» Extract provided:
════════════════════
Ah Thanks for the great feedback!
@Lucas or @Matt, could you please chime in?
Michael Cheng
On 2022-03-02 11:10 a.m., Robin Murphy wrote:
On 2022-03-02 15:55, Michael Cheng wrote:
Thanks for the feedback Robin!
Sorry my choices of word weren't that great, but what I meant is to
understand how ARM flushes a range of dcache for device drivers, and
not an equal to x86 clflush.
I believe the concern is if the CPU writes an update, that update
might only be sitting in the CPU cache and never make it to device
memory where the device can see it; there are specific places that we
are supposed to flush the CPU caches to make sure our updates are
visible to the hardware.
Ah, OK, if it's more about ordering, and it's actually write buffers
rather than caches that you care about flushing, then we might be a
lot safer, phew!
For a very simple overview, in a case where the device itself needs to
observe memory writes in the correct order, e.g.:
data_descriptor.valid = 1;
clflush(&data_descriptor);
command_descriptor.data = &data_descriptor
writel(/* control register to read command to then read data */)
then dma_wmb() between the first two writes should be the right tool
to ensure that the command does not observe the command update while
the data update is still sat somewhere in a CPU write buffer.
If you want a slightly stronger notion that, at a given point, all
prior writes have actually been issued and should now be visible
(rather than just that they won't become visible in the wrong order
whenever they do), then wmb() should suffice on arm64.
Note that wioth arm64 memory types, a Non-Cacheable mapping of DRAM
for a non-coherent DMA mapping, or of VRAM in a prefetchable BAR, can
still be write-buffered, so barriers still matter even when actual
cache maintenance ops don't (and as before if you're trying to perform
cache maintenance outside the DMA API then you've already lost
anyway). MMIO registers should be mapped as Device memory via
ioremap(), which is not bufferable, hence the barrier implicit in
writel() effectively pushes out any prior buffered writes ahead of a
register write, which is why we don't need to worry about this most of
the time.
════════════════════
» Aim 1:
According to the thread on ARM cache flushing, which call should suffice on arm64 to ensure that all prior writes have been issued and are now visible?

» Recorded data:
════════════════════
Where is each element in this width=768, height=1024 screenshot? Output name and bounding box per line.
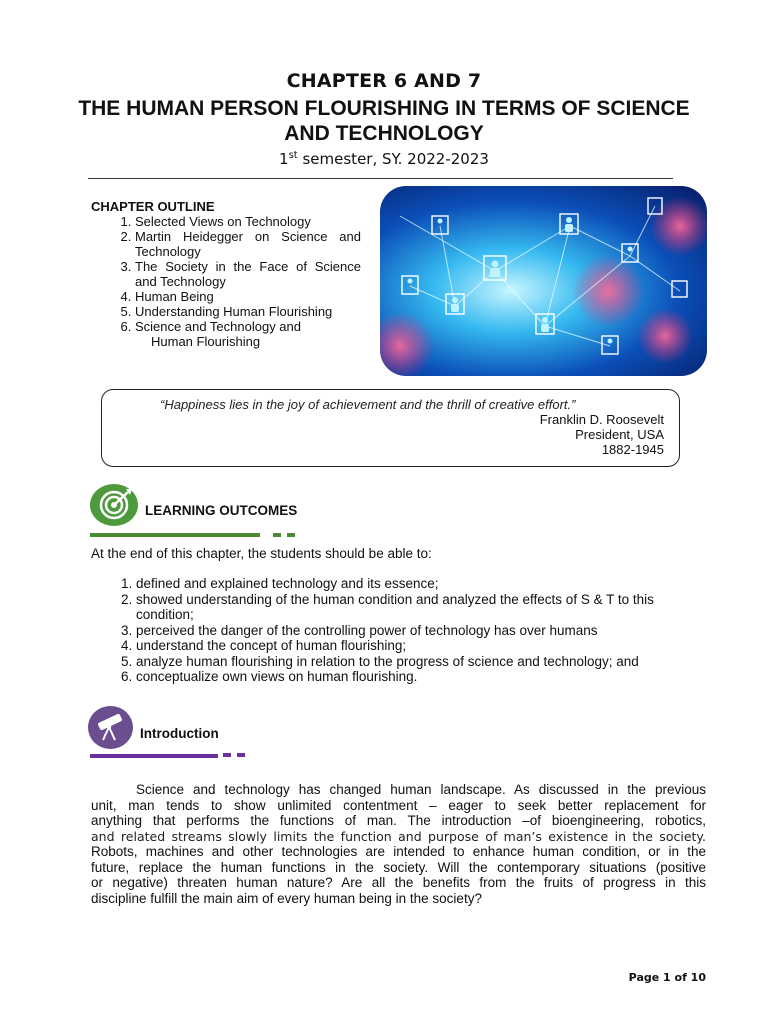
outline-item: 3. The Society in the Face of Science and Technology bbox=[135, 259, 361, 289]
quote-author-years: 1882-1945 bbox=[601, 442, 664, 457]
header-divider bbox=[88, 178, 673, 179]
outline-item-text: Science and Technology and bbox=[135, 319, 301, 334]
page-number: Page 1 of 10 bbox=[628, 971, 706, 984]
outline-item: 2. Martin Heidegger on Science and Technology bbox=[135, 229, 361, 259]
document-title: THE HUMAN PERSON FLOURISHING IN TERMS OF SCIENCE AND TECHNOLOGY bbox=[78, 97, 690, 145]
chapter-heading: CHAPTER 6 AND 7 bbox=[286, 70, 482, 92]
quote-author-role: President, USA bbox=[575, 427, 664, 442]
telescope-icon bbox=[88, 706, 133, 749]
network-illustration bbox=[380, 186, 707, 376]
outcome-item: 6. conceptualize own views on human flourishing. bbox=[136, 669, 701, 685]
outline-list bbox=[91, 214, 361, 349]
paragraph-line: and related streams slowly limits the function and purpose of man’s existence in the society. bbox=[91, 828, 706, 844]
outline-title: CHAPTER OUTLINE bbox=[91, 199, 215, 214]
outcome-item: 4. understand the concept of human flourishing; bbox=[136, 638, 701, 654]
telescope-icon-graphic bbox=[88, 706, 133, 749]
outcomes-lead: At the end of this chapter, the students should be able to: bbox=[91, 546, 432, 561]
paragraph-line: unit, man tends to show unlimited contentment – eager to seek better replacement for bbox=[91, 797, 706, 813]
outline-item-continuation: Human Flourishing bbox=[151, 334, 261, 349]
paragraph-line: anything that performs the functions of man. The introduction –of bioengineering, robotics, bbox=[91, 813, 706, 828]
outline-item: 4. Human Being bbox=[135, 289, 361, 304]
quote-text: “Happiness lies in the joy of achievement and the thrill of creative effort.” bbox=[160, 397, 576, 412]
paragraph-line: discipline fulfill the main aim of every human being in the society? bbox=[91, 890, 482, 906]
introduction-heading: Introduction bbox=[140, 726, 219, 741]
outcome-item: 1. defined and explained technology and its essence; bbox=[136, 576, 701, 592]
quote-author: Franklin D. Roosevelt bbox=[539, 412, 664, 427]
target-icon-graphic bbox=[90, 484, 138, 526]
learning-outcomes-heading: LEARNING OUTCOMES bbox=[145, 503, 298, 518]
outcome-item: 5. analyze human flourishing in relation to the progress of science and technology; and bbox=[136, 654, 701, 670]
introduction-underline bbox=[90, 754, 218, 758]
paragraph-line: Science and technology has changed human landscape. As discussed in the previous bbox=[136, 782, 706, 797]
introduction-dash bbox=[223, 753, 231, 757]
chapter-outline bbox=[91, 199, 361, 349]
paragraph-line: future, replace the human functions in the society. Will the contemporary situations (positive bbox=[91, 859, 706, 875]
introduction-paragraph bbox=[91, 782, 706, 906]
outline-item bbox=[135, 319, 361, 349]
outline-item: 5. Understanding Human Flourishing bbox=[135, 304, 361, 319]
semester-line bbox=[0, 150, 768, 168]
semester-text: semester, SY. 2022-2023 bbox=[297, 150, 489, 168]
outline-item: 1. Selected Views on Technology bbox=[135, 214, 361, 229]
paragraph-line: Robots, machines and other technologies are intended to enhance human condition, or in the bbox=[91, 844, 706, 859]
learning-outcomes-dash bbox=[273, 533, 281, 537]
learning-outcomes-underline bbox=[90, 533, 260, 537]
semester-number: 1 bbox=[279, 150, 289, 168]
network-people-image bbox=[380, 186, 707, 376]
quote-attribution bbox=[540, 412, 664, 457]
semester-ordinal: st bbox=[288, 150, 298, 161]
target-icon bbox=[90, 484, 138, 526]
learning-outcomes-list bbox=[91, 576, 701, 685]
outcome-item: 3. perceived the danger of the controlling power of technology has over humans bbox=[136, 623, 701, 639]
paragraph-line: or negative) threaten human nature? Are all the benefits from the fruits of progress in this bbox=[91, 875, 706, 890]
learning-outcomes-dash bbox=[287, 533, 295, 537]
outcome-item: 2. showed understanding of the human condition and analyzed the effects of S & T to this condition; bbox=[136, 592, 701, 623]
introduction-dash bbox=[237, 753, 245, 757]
════════════════════
» Aim 2:
In the entries, rewrite the lines from the line with "outline-item: 3. The" up to and including the line with "outline-list bbox=[91, 214, 361, 349]", replacing "header-divider" with "header-rule" and leaving everything else as it is. Output only those lines.

» Correct response 1:
wmb()

» Correct response 2:
outline-item: 3. The Society in the Face of Science and Technology bbox=[135, 259, 361, 289]
quote-author-years: 1882-1945 bbox=[601, 442, 664, 457]
header-rule bbox=[88, 178, 673, 179]
outline-item-text: Science and Technology and bbox=[135, 319, 301, 334]
page-number: Page 1 of 10 bbox=[628, 971, 706, 984]
outline-item: 2. Martin Heidegger on Science and Technology bbox=[135, 229, 361, 259]
document-title: THE HUMAN PERSON FLOURISHING IN TERMS OF SCIENCE AND TECHNOLOGY bbox=[78, 97, 690, 145]
chapter-heading: CHAPTER 6 AND 7 bbox=[286, 70, 482, 92]
quote-author-role: President, USA bbox=[575, 427, 664, 442]
telescope-icon bbox=[88, 706, 133, 749]
network-illustration bbox=[380, 186, 707, 376]
outcome-item: 6. conceptualize own views on human flourishing. bbox=[136, 669, 701, 685]
outline-list bbox=[91, 214, 361, 349]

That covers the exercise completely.